What needs to be done:
Decide whether each statement agrees with the blobxfer log: (a) the transfer direction was from Azure to local, (b) four transfer threads were spawned, (c) dry run was turned on. Answer yes or no for each, and quote the deciding words of the log.

------ Reading text ------

2018-12-23 21:21:02.354 INFO - 
============================================
         Azure blobxfer parameters
============================================
         blobxfer version: 1.5.5
                 platform: Linux-4.15.0-1035-azure-x86_64-with
               components: CPython=3.6.6-64bit azstor.blob=1.4.0 azstor.file=1.4.0 crypt=2.4.1 req=2.20.1
       transfer direction: Azure -> local
                  workers: disk=4 xfer=3 md5=0 crypto=0
                 log file: None
                  dry run: False
              resume file: None
                  timeout: connect=10 read=200 max_retries=1000
                     mode: StorageModes.File
                  skip on: fs_match=False lmt_ge=False md5=False
        delete extraneous: False
                overwrite: True
                recursive: True
            rename single: True
         chunk size bytes: 0
         strip components: 0
         compute file md5: False
       restore properties: attr=False lmt=False
          rsa private key: None
        local destination: /mnt/batch/tasks/workitems/ocrjcdssadww/job-1/task-00000/wd/4690158_1.jpe
============================================
2018-12-23 21:21:02.357 INFO - blobxfer start time: 2018-12-23 21:21:02.357239+00:00
2018-12-23 21:21:02.388 DEBUG - dest is_dir=False for 1 specs
2018-12-23 21:21:02.389 INFO - downloading blobs/files to local path: /mnt/batch/tasks/workitems/ocrjcdssadww/job-1/task-00000/wd/4690158_1.jpe
2018-12-23 21:21:02.389 DEBUG - spawning 3 transfer threads
2018-12-23 21:21:02.415 DEBUG - spawning 4 disk threads
2018-12-23 21:21:02.628 INFO - MD5: SKIPPED, test/DN/invoices/998/4670117_1.tif None <L..R> None
2018-12-23 21:21:02.696 INFO - MD5: SKIPPED, test/DN/invoices/998/4670117_2.tif None <L..R> None
2018-12-23 21:21:02.779 DEBUG - 0 files 0.0000 MiB filesize and/or lmt_ge skipped
2018-12-23 21:21:02.780 DEBUG - 21 remote files processed, waiting for download completion of approx. 0.6656 MiB
2018-12-23 21:21:02.850 ERROR - exceptions encountered while downloading
2018-12-23 21:21:02.850 ERROR - PosixPath('/mnt/batch/tasks/workitems/ocrjcdssadww/job-1/task-00000/wd/4690158_1.jpe')
Traceback (most recent call last):
  File "/usr/lib/python3.6/site-packages/blobxfer-1.5.5-py3.6.egg/blobxfer/operations/download.py", line 873, in start
    self._run()
  File "/usr/lib/python3.6/site-packages/blobxfer-1.5.5-py3.6.egg/blobxfer/operations/download.py", line 833, in _run
    raise self._exceptions[0]
  File "/usr/lib/python3.6/site-packages/blobxfer-1.5.5-py3.6.egg/blobxfer/operations/download.py", line 494, in _worker_thread_transfer
    self._process_download_descriptor(dd)
  File "/usr/lib/python3.6/site-packages/blobxfer-1.5.5-py3.6.egg/blobxfer/operations/download.py", line 584, in _process_download_descriptor
    self._transfer_cc[dd.final_path] -= 1
KeyError: PosixPath('/mnt/batch/tasks/workitems/ocrjcdssadww/job-1/task-00000/wd/4690158_1.jpe')

------ Data provided ------

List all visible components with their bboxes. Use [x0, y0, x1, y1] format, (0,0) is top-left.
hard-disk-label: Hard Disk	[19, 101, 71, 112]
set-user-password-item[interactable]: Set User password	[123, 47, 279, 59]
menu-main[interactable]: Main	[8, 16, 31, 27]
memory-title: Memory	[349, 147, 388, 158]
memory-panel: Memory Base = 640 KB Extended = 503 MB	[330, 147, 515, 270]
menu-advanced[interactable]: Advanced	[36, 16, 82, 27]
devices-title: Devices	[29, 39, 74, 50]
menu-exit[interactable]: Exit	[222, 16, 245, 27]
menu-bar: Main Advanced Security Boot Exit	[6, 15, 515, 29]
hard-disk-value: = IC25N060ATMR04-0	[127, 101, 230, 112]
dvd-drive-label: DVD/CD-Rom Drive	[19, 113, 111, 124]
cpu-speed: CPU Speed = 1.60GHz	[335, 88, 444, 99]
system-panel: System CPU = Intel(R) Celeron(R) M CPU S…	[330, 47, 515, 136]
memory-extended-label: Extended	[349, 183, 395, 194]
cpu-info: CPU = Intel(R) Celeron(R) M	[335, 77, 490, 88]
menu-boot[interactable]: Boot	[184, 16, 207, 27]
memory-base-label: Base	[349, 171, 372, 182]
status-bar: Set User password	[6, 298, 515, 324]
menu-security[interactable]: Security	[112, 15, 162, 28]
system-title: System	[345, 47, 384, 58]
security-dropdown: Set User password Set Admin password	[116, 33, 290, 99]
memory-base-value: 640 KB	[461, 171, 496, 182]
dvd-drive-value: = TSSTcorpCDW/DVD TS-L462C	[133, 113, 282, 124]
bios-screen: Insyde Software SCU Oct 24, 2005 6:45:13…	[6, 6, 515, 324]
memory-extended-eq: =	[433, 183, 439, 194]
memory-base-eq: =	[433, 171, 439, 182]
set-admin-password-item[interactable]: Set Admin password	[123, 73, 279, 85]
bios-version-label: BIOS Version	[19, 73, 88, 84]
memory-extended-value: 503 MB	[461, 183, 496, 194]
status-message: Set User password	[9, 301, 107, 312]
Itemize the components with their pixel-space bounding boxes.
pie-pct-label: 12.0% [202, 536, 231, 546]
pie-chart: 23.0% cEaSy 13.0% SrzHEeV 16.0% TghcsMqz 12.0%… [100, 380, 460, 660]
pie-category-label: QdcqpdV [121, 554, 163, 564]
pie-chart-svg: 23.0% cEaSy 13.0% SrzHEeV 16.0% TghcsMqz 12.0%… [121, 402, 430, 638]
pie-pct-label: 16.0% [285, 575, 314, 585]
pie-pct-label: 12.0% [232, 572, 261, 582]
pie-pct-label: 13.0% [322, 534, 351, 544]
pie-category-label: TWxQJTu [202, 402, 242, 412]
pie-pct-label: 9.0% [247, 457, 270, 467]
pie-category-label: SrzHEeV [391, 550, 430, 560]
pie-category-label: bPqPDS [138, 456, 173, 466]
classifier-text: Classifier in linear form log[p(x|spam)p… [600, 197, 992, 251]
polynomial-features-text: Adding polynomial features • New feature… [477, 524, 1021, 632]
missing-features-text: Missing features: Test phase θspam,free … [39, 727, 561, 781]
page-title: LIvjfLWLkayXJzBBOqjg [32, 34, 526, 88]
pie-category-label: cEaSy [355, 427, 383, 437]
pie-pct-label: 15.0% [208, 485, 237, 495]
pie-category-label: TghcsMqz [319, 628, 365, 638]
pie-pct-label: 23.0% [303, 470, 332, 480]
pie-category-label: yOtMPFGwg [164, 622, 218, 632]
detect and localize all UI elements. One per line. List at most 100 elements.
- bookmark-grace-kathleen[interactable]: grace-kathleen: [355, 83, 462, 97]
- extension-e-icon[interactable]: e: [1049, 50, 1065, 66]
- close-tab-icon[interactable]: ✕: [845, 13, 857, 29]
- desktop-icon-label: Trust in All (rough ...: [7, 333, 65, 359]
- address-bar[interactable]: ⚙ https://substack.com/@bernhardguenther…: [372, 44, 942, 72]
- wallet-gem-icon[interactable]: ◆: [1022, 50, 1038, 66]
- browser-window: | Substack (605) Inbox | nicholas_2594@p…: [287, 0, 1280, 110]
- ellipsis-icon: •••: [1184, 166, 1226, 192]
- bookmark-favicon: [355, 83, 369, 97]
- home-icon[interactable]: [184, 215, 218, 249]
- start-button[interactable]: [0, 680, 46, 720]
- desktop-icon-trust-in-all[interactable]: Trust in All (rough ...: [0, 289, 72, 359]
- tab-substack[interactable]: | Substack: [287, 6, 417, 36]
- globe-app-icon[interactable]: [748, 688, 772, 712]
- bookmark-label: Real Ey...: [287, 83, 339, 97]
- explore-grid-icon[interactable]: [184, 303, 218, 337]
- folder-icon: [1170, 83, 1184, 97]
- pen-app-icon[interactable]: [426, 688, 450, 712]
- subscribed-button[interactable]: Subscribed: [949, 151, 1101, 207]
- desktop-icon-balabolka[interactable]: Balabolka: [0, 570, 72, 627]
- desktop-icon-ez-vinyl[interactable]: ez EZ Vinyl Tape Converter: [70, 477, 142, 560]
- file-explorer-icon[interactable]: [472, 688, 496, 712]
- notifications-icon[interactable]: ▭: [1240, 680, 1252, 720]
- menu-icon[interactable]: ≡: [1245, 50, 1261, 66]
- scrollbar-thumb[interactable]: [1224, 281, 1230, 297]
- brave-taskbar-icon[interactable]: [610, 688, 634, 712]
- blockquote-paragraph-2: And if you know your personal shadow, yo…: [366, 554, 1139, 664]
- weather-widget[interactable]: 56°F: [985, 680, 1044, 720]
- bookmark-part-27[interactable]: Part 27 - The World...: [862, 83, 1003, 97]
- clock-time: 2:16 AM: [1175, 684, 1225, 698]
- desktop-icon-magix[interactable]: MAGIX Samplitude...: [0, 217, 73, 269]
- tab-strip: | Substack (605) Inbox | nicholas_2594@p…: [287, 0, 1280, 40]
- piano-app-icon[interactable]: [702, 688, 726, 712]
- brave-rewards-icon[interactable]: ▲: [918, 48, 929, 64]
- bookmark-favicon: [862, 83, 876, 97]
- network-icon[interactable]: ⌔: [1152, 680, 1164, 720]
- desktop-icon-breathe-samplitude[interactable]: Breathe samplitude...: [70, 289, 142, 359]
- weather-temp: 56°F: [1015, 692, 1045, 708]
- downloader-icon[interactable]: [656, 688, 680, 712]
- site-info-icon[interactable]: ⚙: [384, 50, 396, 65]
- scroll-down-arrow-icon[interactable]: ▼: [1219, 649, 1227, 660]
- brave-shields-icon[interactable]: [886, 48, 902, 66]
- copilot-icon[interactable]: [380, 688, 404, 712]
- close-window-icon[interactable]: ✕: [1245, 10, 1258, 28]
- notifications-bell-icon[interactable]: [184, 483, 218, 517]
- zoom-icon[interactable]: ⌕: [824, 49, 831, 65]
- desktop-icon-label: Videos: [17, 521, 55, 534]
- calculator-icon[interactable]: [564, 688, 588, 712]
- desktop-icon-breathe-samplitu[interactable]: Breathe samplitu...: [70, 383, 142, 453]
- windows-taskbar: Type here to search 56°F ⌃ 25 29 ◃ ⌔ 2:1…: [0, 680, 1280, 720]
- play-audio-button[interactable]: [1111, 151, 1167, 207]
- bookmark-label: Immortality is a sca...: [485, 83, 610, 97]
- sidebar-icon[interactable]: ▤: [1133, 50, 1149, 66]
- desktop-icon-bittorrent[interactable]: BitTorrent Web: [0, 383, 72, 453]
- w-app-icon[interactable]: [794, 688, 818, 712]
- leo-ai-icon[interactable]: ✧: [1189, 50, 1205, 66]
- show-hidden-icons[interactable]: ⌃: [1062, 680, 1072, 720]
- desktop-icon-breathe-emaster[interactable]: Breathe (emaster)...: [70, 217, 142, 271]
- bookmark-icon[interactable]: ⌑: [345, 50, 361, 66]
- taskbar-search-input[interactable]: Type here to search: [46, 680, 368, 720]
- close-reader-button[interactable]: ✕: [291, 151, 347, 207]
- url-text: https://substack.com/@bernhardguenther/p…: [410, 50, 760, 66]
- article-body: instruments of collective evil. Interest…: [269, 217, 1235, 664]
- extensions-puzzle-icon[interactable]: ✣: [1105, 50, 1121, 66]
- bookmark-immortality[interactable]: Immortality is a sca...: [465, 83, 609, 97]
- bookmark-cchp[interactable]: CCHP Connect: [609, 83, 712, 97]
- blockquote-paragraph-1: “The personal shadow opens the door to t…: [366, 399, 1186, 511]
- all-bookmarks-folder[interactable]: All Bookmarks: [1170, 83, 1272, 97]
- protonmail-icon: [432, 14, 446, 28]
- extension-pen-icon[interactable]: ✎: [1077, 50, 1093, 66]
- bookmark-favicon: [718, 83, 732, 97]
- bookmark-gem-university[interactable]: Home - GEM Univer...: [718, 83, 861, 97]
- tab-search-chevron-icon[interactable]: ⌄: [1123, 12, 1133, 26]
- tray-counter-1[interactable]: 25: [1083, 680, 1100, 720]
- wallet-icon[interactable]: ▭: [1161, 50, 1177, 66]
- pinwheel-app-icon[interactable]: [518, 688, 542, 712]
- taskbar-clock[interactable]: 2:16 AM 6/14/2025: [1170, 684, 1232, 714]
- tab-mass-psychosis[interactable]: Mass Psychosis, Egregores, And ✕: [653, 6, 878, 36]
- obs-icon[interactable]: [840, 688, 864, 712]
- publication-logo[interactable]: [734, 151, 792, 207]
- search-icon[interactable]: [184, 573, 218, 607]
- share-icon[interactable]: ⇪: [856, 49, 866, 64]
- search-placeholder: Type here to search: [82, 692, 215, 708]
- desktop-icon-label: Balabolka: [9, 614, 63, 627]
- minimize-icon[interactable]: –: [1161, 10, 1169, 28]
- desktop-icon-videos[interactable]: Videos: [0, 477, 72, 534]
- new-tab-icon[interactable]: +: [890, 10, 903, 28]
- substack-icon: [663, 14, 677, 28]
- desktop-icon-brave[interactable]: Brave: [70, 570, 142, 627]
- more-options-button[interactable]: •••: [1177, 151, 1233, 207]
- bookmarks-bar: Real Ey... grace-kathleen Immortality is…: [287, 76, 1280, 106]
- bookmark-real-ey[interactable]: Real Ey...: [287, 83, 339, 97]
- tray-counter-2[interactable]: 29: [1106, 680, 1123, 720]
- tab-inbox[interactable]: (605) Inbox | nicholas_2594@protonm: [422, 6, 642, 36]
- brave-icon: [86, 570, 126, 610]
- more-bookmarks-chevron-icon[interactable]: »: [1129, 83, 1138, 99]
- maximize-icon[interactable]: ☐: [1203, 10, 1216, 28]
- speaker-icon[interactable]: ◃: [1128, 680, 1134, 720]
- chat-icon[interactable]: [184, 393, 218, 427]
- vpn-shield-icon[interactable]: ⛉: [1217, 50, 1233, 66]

------

Output below:
(a) Yes: "transfer direction: Azure -> local"
(b) No: "spawning 3 transfer threads"
(c) No: "dry run: False"